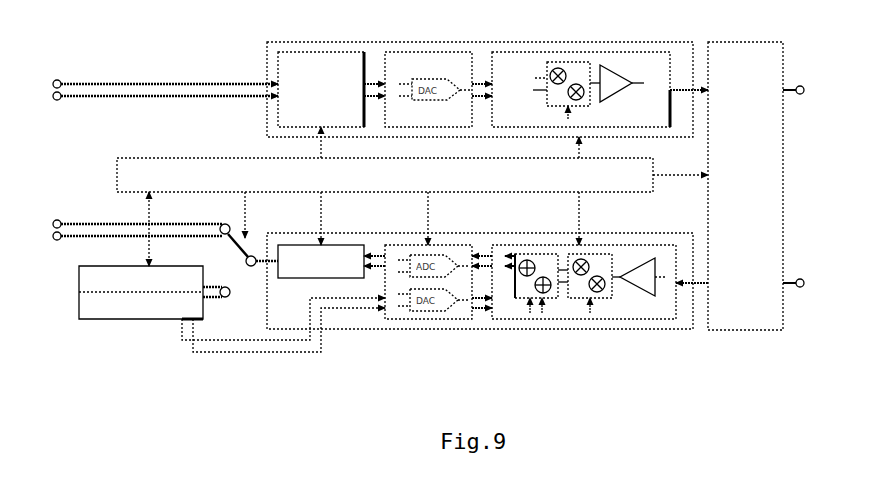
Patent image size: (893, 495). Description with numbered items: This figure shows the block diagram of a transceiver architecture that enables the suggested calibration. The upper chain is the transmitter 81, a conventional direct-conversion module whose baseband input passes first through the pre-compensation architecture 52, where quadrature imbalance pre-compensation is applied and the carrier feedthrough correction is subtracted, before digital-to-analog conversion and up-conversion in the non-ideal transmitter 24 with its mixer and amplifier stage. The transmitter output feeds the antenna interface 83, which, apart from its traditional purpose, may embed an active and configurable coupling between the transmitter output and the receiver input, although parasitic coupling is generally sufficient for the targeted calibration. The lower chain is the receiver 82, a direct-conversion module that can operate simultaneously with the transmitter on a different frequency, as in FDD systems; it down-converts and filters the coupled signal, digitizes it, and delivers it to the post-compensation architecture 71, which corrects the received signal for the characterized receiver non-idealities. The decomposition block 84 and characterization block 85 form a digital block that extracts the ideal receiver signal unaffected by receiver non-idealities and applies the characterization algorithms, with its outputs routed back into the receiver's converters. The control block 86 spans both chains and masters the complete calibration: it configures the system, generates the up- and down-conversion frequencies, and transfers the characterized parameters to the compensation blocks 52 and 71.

The non-ideal transmitter 24 is at (581, 89).
The pre-compensation architecture 52 is at (321, 89).
The post-compensation architecture 71 is at (321, 261).
The transmitter 81 is at (480, 75).
The receiver 82 is at (480, 301).
The antenna interface 83 is at (745, 186).
The decomposition block 84 is at (141, 279).
The characterization block 85 is at (141, 306).
The control block 86 is at (412, 196).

» **Given problem**
Copy out the material from its start through the line containing "The antenna interface 83 is at (745, 186).", inclusive, keeping each line unchanged. Leave the picture out of your answer.

» **Result**
Patent image size: (893, 495). Description with numbered items: This figure shows the block diagram of a transceiver architecture that enables the suggested calibration. The upper chain is the transmitter 81, a conventional direct-conversion module whose baseband input passes first through the pre-compensation architecture 52, where quadrature imbalance pre-compensation is applied and the carrier feedthrough correction is subtracted, before digital-to-analog conversion and up-conversion in the non-ideal transmitter 24 with its mixer and amplifier stage. The transmitter output feeds the antenna interface 83, which, apart from its traditional purpose, may embed an active and configurable coupling between the transmitter output and the receiver input, although parasitic coupling is generally sufficient for the targeted calibration. The lower chain is the receiver 82, a direct-conversion module that can operate simultaneously with the transmitter on a different frequency, as in FDD systems; it down-converts and filters the coupled signal, digitizes it, and delivers it to the post-compensation architecture 71, which corrects the received signal for the characterized receiver non-idealities. The decomposition block 84 and characterization block 85 form a digital block that extracts the ideal receiver signal unaffected by receiver non-idealities and applies the characterization algorithms, with its outputs routed back into the receiver's converters. The control block 86 spans both chains and masters the complete calibration: it configures the system, generates the up- and down-conversion frequencies, and transfers the characterized parameters to the compensation blocks 52 and 71.

The non-ideal transmitter 24 is at (581, 89).
The pre-compensation architecture 52 is at (321, 89).
The post-compensation architecture 71 is at (321, 261).
The transmitter 81 is at (480, 75).
The receiver 82 is at (480, 301).
The antenna interface 83 is at (745, 186).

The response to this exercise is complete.